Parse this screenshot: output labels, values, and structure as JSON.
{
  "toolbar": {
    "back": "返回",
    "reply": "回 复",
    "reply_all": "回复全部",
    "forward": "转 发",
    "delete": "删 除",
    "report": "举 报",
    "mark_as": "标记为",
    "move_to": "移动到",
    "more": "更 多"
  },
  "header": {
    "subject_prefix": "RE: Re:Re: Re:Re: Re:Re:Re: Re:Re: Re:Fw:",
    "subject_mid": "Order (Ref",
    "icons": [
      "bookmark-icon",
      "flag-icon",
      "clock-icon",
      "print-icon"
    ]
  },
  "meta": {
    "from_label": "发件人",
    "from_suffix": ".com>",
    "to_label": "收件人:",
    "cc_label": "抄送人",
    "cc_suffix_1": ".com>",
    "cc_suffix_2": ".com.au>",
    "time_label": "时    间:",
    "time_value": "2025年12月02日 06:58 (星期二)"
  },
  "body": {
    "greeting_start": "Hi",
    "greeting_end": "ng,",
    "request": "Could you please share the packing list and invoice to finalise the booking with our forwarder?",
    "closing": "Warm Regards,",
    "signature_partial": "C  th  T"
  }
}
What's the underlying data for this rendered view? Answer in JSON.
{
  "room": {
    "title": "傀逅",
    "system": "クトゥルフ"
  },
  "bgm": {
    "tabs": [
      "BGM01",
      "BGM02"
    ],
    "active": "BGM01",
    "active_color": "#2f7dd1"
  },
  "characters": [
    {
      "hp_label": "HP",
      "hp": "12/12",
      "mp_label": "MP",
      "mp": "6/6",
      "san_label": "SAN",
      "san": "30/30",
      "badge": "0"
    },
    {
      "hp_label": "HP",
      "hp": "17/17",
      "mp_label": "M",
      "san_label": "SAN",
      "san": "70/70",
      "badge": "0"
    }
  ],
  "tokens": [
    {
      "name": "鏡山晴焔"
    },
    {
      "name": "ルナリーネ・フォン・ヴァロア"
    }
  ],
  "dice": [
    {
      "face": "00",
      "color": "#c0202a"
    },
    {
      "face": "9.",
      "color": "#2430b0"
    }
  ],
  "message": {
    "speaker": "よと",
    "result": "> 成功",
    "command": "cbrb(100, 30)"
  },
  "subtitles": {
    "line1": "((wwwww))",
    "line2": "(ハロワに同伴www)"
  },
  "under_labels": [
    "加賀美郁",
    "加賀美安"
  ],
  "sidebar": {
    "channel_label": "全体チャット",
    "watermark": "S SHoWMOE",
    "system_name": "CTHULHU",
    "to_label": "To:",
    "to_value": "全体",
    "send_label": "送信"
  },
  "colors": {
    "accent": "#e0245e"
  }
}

[Task description] Each entry above needs to be retyped exactly.

[Solution to this task]
Parse this screenshot: output labels, values, and structure as JSON.
{
  "toolbar": {
    "back": "返回",
    "reply": "回 复",
    "reply_all": "回复全部",
    "forward": "转 发",
    "delete": "删 除",
    "report": "举 报",
    "mark_as": "标记为",
    "move_to": "移动到",
    "more": "更 多"
  },
  "header": {
    "subject_prefix": "RE: Re:Re: Re:Re: Re:Re:Re: Re:Re: Re:Fw:",
    "subject_mid": "Order (Ref",
    "icons": [
      "bookmark-icon",
      "flag-icon",
      "clock-icon",
      "print-icon"
    ]
  },
  "meta": {
    "from_label": "发件人",
    "from_suffix": ".com>",
    "to_label": "收件人:",
    "cc_label": "抄送人",
    "cc_suffix_1": ".com>",
    "cc_suffix_2": ".com.au>",
    "time_label": "时    间:",
    "time_value": "2025年12月02日 06:58 (星期二)"
  },
  "body": {
    "greeting_start": "Hi",
    "greeting_end": "ng,",
    "request": "Could you please share the packing list and invoice to finalise the booking with our forwarder?",
    "closing": "Warm Regards,",
    "signature_partial": "C  th  T"
  }
}
What's the underlying data for this rendered view? Answer in JSON.
{
  "room": {
    "title": "傀逅",
    "system": "クトゥルフ"
  },
  "bgm": {
    "tabs": [
      "BGM01",
      "BGM02"
    ],
    "active": "BGM01",
    "active_color": "#2f7dd1"
  },
  "characters": [
    {
      "hp_label": "HP",
      "hp": "12/12",
      "mp_label": "MP",
      "mp": "6/6",
      "san_label": "SAN",
      "san": "30/30",
      "badge": "0"
    },
    {
      "hp_label": "HP",
      "hp": "17/17",
      "mp_label": "M",
      "san_label": "SAN",
      "san": "70/70",
      "badge": "0"
    }
  ],
  "tokens": [
    {
      "name": "鏡山晴焔"
    },
    {
      "name": "ルナリーネ・フォン・ヴァロア"
    }
  ],
  "dice": [
    {
      "face": "00",
      "color": "#c0202a"
    },
    {
      "face": "9.",
      "color": "#2430b0"
    }
  ],
  "message": {
    "speaker": "よと",
    "result": "> 成功",
    "command": "cbrb(100, 30)"
  },
  "subtitles": {
    "line1": "((wwwww))",
    "line2": "(ハロワに同伴www)"
  },
  "under_labels": [
    "加賀美郁",
    "加賀美安"
  ],
  "sidebar": {
    "channel_label": "全体チャット",
    "watermark": "S SHoWMOE",
    "system_name": "CTHULHU",
    "to_label": "To:",
    "to_value": "全体",
    "send_label": "送信"
  },
  "colors": {
    "accent": "#e0245e"
  }
}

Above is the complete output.